--- Records provided ---

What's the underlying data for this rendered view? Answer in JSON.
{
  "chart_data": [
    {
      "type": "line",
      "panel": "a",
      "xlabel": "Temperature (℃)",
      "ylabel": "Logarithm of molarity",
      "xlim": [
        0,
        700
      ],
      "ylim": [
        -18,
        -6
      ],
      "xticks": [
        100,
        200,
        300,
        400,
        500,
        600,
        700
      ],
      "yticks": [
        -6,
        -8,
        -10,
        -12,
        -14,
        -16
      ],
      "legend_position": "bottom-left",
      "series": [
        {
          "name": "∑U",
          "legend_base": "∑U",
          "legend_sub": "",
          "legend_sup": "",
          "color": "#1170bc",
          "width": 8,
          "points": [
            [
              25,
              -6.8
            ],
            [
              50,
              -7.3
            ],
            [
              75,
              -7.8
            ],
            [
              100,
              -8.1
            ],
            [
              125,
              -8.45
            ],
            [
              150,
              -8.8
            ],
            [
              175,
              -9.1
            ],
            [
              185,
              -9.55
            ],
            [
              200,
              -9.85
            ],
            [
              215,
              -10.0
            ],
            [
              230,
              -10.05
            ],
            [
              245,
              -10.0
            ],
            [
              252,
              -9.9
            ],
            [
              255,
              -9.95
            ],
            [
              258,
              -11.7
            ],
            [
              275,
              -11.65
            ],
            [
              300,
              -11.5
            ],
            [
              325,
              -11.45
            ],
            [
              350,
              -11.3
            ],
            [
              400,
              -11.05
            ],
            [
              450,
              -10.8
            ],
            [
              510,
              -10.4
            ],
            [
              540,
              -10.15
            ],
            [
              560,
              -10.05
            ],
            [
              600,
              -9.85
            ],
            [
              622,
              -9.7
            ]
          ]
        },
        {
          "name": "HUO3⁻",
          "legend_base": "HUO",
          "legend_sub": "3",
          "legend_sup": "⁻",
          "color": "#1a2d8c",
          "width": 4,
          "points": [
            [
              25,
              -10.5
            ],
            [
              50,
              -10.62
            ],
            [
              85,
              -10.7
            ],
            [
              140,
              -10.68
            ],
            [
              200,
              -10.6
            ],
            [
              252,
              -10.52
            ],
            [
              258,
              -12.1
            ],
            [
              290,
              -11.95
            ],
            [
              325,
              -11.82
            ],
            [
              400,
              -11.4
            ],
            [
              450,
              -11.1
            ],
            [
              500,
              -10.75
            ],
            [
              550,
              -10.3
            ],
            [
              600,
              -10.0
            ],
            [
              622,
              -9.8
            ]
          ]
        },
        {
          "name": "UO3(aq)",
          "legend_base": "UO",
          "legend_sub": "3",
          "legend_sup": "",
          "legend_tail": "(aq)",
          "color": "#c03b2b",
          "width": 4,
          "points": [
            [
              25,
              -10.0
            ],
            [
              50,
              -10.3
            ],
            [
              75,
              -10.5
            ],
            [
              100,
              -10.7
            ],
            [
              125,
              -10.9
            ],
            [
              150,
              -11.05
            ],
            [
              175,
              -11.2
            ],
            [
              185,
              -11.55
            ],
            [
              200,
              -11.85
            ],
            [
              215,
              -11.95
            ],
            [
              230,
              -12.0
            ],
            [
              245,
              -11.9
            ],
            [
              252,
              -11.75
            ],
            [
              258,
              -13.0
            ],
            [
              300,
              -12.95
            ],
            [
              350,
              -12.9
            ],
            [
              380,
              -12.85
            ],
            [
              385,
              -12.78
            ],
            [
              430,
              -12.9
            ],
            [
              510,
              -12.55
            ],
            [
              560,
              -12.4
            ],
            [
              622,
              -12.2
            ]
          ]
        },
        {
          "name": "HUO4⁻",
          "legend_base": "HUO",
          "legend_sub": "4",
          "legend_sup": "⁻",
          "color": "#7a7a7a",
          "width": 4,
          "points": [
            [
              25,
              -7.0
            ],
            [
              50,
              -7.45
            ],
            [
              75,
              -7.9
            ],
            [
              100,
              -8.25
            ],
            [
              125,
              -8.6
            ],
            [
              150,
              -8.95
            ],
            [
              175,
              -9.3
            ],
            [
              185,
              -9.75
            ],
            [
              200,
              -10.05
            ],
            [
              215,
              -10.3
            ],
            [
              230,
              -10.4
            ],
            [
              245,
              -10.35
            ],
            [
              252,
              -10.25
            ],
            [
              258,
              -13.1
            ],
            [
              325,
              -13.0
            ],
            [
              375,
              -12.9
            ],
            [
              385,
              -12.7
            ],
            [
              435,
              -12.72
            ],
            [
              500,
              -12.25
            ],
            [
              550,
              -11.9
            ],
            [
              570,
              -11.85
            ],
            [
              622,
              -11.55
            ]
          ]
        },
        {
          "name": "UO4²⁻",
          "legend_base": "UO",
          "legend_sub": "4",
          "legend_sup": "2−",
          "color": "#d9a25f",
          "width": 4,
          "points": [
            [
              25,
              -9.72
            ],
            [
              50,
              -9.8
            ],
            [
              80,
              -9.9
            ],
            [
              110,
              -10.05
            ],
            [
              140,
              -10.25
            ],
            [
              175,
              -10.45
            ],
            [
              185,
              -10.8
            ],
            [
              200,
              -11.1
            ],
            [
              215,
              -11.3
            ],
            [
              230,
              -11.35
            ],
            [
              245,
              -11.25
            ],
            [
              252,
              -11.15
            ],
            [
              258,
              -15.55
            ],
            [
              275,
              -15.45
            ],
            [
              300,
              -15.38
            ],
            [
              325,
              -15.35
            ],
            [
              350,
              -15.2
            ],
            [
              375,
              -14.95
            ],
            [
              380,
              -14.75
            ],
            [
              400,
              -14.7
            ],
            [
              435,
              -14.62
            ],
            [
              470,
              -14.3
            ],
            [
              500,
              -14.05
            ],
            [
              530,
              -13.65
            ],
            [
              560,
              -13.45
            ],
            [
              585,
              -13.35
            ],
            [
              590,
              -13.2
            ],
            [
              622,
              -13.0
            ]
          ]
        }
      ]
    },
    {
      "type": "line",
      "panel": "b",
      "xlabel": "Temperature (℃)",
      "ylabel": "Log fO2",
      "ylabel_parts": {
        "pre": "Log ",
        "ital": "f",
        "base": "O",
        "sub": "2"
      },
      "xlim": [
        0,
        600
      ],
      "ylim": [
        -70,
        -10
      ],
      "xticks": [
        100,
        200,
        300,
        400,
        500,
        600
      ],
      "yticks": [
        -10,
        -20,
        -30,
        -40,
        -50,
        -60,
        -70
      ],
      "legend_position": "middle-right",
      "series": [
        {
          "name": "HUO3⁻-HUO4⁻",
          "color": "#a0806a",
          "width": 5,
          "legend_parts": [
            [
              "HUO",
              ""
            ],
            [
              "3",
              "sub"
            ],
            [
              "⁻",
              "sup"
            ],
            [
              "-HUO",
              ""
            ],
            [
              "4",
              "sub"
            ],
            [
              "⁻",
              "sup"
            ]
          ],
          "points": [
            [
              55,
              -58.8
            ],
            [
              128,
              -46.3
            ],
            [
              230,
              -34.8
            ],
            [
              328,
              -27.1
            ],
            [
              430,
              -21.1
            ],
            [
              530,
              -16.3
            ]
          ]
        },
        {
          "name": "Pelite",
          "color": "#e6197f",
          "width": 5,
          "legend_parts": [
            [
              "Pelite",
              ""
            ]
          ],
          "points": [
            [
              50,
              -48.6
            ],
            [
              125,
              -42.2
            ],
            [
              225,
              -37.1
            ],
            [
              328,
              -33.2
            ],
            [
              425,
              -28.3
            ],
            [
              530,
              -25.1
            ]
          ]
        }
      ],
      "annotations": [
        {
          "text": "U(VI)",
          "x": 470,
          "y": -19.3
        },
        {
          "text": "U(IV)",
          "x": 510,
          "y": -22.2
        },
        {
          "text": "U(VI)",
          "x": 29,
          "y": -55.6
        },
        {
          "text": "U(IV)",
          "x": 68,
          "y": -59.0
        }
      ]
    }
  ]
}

---

• Instruction: Reproduce all the records precisely.

• Exercise answer:
What's the underlying data for this rendered view? Answer in JSON.
{
  "chart_data": [
    {
      "type": "line",
      "panel": "a",
      "xlabel": "Temperature (℃)",
      "ylabel": "Logarithm of molarity",
      "xlim": [
        0,
        700
      ],
      "ylim": [
        -18,
        -6
      ],
      "xticks": [
        100,
        200,
        300,
        400,
        500,
        600,
        700
      ],
      "yticks": [
        -6,
        -8,
        -10,
        -12,
        -14,
        -16
      ],
      "legend_position": "bottom-left",
      "series": [
        {
          "name": "∑U",
          "legend_base": "∑U",
          "legend_sub": "",
          "legend_sup": "",
          "color": "#1170bc",
          "width": 8,
          "points": [
            [
              25,
              -6.8
            ],
            [
              50,
              -7.3
            ],
            [
              75,
              -7.8
            ],
            [
              100,
              -8.1
            ],
            [
              125,
              -8.45
            ],
            [
              150,
              -8.8
            ],
            [
              175,
              -9.1
            ],
            [
              185,
              -9.55
            ],
            [
              200,
              -9.85
            ],
            [
              215,
              -10.0
            ],
            [
              230,
              -10.05
            ],
            [
              245,
              -10.0
            ],
            [
              252,
              -9.9
            ],
            [
              255,
              -9.95
            ],
            [
              258,
              -11.7
            ],
            [
              275,
              -11.65
            ],
            [
              300,
              -11.5
            ],
            [
              325,
              -11.45
            ],
            [
              350,
              -11.3
            ],
            [
              400,
              -11.05
            ],
            [
              450,
              -10.8
            ],
            [
              510,
              -10.4
            ],
            [
              540,
              -10.15
            ],
            [
              560,
              -10.05
            ],
            [
              600,
              -9.85
            ],
            [
              622,
              -9.7
            ]
          ]
        },
        {
          "name": "HUO3⁻",
          "legend_base": "HUO",
          "legend_sub": "3",
          "legend_sup": "⁻",
          "color": "#1a2d8c",
          "width": 4,
          "points": [
            [
              25,
              -10.5
            ],
            [
              50,
              -10.62
            ],
            [
              85,
              -10.7
            ],
            [
              140,
              -10.68
            ],
            [
              200,
              -10.6
            ],
            [
              252,
              -10.52
            ],
            [
              258,
              -12.1
            ],
            [
              290,
              -11.95
            ],
            [
              325,
              -11.82
            ],
            [
              400,
              -11.4
            ],
            [
              450,
              -11.1
            ],
            [
              500,
              -10.75
            ],
            [
              550,
              -10.3
            ],
            [
              600,
              -10.0
            ],
            [
              622,
              -9.8
            ]
          ]
        },
        {
          "name": "UO3(aq)",
          "legend_base": "UO",
          "legend_sub": "3",
          "legend_sup": "",
          "legend_tail": "(aq)",
          "color": "#c03b2b",
          "width": 4,
          "points": [
            [
              25,
              -10.0
            ],
            [
              50,
              -10.3
            ],
            [
              75,
              -10.5
            ],
            [
              100,
              -10.7
            ],
            [
              125,
              -10.9
            ],
            [
              150,
              -11.05
            ],
            [
              175,
              -11.2
            ],
            [
              185,
              -11.55
            ],
            [
              200,
              -11.85
            ],
            [
              215,
              -11.95
            ],
            [
              230,
              -12.0
            ],
            [
              245,
              -11.9
            ],
            [
              252,
              -11.75
            ],
            [
              258,
              -13.0
            ],
            [
              300,
              -12.95
            ],
            [
              350,
              -12.9
            ],
            [
              380,
              -12.85
            ],
            [
              385,
              -12.78
            ],
            [
              430,
              -12.9
            ],
            [
              510,
              -12.55
            ],
            [
              560,
              -12.4
            ],
            [
              622,
              -12.2
            ]
          ]
        },
        {
          "name": "HUO4⁻",
          "legend_base": "HUO",
          "legend_sub": "4",
          "legend_sup": "⁻",
          "color": "#7a7a7a",
          "width": 4,
          "points": [
            [
              25,
              -7.0
            ],
            [
              50,
              -7.45
            ],
            [
              75,
              -7.9
            ],
            [
              100,
              -8.25
            ],
            [
              125,
              -8.6
            ],
            [
              150,
              -8.95
            ],
            [
              175,
              -9.3
            ],
            [
              185,
              -9.75
            ],
            [
              200,
              -10.05
            ],
            [
              215,
              -10.3
            ],
            [
              230,
              -10.4
            ],
            [
              245,
              -10.35
            ],
            [
              252,
              -10.25
            ],
            [
              258,
              -13.1
            ],
            [
              325,
              -13.0
            ],
            [
              375,
              -12.9
            ],
            [
              385,
              -12.7
            ],
            [
              435,
              -12.72
            ],
            [
              500,
              -12.25
            ],
            [
              550,
              -11.9
            ],
            [
              570,
              -11.85
            ],
            [
              622,
              -11.55
            ]
          ]
        },
        {
          "name": "UO4²⁻",
          "legend_base": "UO",
          "legend_sub": "4",
          "legend_sup": "2−",
          "color": "#d9a25f",
          "width": 4,
          "points": [
            [
              25,
              -9.72
            ],
            [
              50,
              -9.8
            ],
            [
              80,
              -9.9
            ],
            [
              110,
              -10.05
            ],
            [
              140,
              -10.25
            ],
            [
              175,
              -10.45
            ],
            [
              185,
              -10.8
            ],
            [
              200,
              -11.1
            ],
            [
              215,
              -11.3
            ],
            [
              230,
              -11.35
            ],
            [
              245,
              -11.25
            ],
            [
              252,
              -11.15
            ],
            [
              258,
              -15.55
            ],
            [
              275,
              -15.45
            ],
            [
              300,
              -15.38
            ],
            [
              325,
              -15.35
            ],
            [
              350,
              -15.2
            ],
            [
              375,
              -14.95
            ],
            [
              380,
              -14.75
            ],
            [
              400,
              -14.7
            ],
            [
              435,
              -14.62
            ],
            [
              470,
              -14.3
            ],
            [
              500,
              -14.05
            ],
            [
              530,
              -13.65
            ],
            [
              560,
              -13.45
            ],
            [
              585,
              -13.35
            ],
            [
              590,
              -13.2
            ],
            [
              622,
              -13.0
            ]
          ]
        }
      ]
    },
    {
      "type": "line",
      "panel": "b",
      "xlabel": "Temperature (℃)",
      "ylabel": "Log fO2",
      "ylabel_parts": {
        "pre": "Log ",
        "ital": "f",
        "base": "O",
        "sub": "2"
      },
      "xlim": [
        0,
        600
      ],
      "ylim": [
        -70,
        -10
      ],
      "xticks": [
        100,
        200,
        300,
        400,
        500,
        600
      ],
      "yticks": [
        -10,
        -20,
        -30,
        -40,
        -50,
        -60,
        -70
      ],
      "legend_position": "middle-right",
      "series": [
        {
          "name": "HUO3⁻-HUO4⁻",
          "color": "#a0806a",
          "width": 5,
          "legend_parts": [
            [
              "HUO",
              ""
            ],
            [
              "3",
              "sub"
            ],
            [
              "⁻",
              "sup"
            ],
            [
              "-HUO",
              ""
            ],
            [
              "4",
              "sub"
            ],
            [
              "⁻",
              "sup"
            ]
          ],
          "points": [
            [
              55,
              -58.8
            ],
            [
              128,
              -46.3
            ],
            [
              230,
              -34.8
            ],
            [
              328,
              -27.1
            ],
            [
              430,
              -21.1
            ],
            [
              530,
              -16.3
            ]
          ]
        },
        {
          "name": "Pelite",
          "color": "#e6197f",
          "width": 5,
          "legend_parts": [
            [
              "Pelite",
              ""
            ]
          ],
          "points": [
            [
              50,
              -48.6
            ],
            [
              125,
              -42.2
            ],
            [
              225,
              -37.1
            ],
            [
              328,
              -33.2
            ],
            [
              425,
              -28.3
            ],
            [
              530,
              -25.1
            ]
          ]
        }
      ],
      "annotations": [
        {
          "text": "U(VI)",
          "x": 470,
          "y": -19.3
        },
        {
          "text": "U(IV)",
          "x": 510,
          "y": -22.2
        },
        {
          "text": "U(VI)",
          "x": 29,
          "y": -55.6
        },
        {
          "text": "U(IV)",
          "x": 68,
          "y": -59.0
        }
      ]
    }
  ]
}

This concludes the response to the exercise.